--- START OF Provided data ---

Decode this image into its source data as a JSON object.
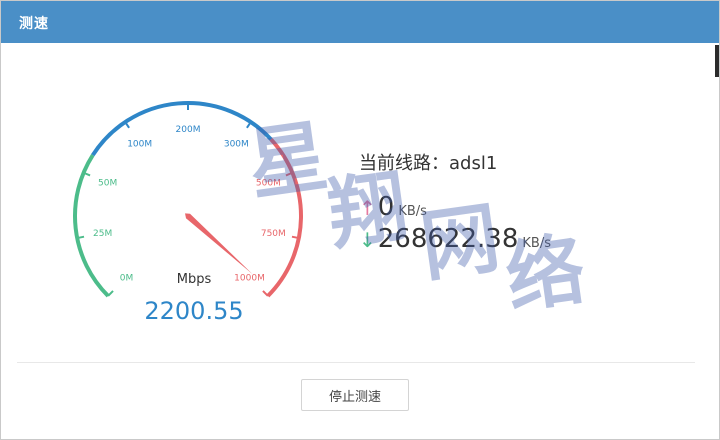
{
  "window": {
    "title": "测速"
  },
  "gauge": {
    "unit": "Mbps",
    "value": "2200.55",
    "needle_position_label": "1000M",
    "ticks": [
      {
        "label": "0M",
        "color": "#4cbc8a"
      },
      {
        "label": "25M",
        "color": "#4cbc8a"
      },
      {
        "label": "50M",
        "color": "#4cbc8a"
      },
      {
        "label": "100M",
        "color": "#2e86c8"
      },
      {
        "label": "200M",
        "color": "#2e86c8"
      },
      {
        "label": "300M",
        "color": "#2e86c8"
      },
      {
        "label": "500M",
        "color": "#e8666a"
      },
      {
        "label": "750M",
        "color": "#e8666a"
      },
      {
        "label": "1000M",
        "color": "#e8666a"
      }
    ],
    "colors": {
      "low": "#4cbc8a",
      "mid": "#2e86c8",
      "high": "#e8666a",
      "needle": "#e8666a"
    }
  },
  "line": {
    "label": "当前线路：adsl1"
  },
  "upload": {
    "arrow": "↑",
    "value": "0",
    "unit": "KB/s"
  },
  "download": {
    "arrow": "↓",
    "value": "268622.38",
    "unit": "KB/s"
  },
  "actions": {
    "stop_label": "停止测速"
  },
  "watermark": {
    "text": [
      "星",
      "翔",
      "网",
      "络"
    ]
  }
}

--- END OF Provided data ---

### Task to complete:
Restate the whole listing above exactly, please, omitting every image.

### Output of the task:
Decode this image into its source data as a JSON object.
{
  "window": {
    "title": "测速"
  },
  "gauge": {
    "unit": "Mbps",
    "value": "2200.55",
    "needle_position_label": "1000M",
    "ticks": [
      {
        "label": "0M",
        "color": "#4cbc8a"
      },
      {
        "label": "25M",
        "color": "#4cbc8a"
      },
      {
        "label": "50M",
        "color": "#4cbc8a"
      },
      {
        "label": "100M",
        "color": "#2e86c8"
      },
      {
        "label": "200M",
        "color": "#2e86c8"
      },
      {
        "label": "300M",
        "color": "#2e86c8"
      },
      {
        "label": "500M",
        "color": "#e8666a"
      },
      {
        "label": "750M",
        "color": "#e8666a"
      },
      {
        "label": "1000M",
        "color": "#e8666a"
      }
    ],
    "colors": {
      "low": "#4cbc8a",
      "mid": "#2e86c8",
      "high": "#e8666a",
      "needle": "#e8666a"
    }
  },
  "line": {
    "label": "当前线路：adsl1"
  },
  "upload": {
    "arrow": "↑",
    "value": "0",
    "unit": "KB/s"
  },
  "download": {
    "arrow": "↓",
    "value": "268622.38",
    "unit": "KB/s"
  },
  "actions": {
    "stop_label": "停止测速"
  },
  "watermark": {
    "text": [
      "星",
      "翔",
      "网",
      "络"
    ]
  }
}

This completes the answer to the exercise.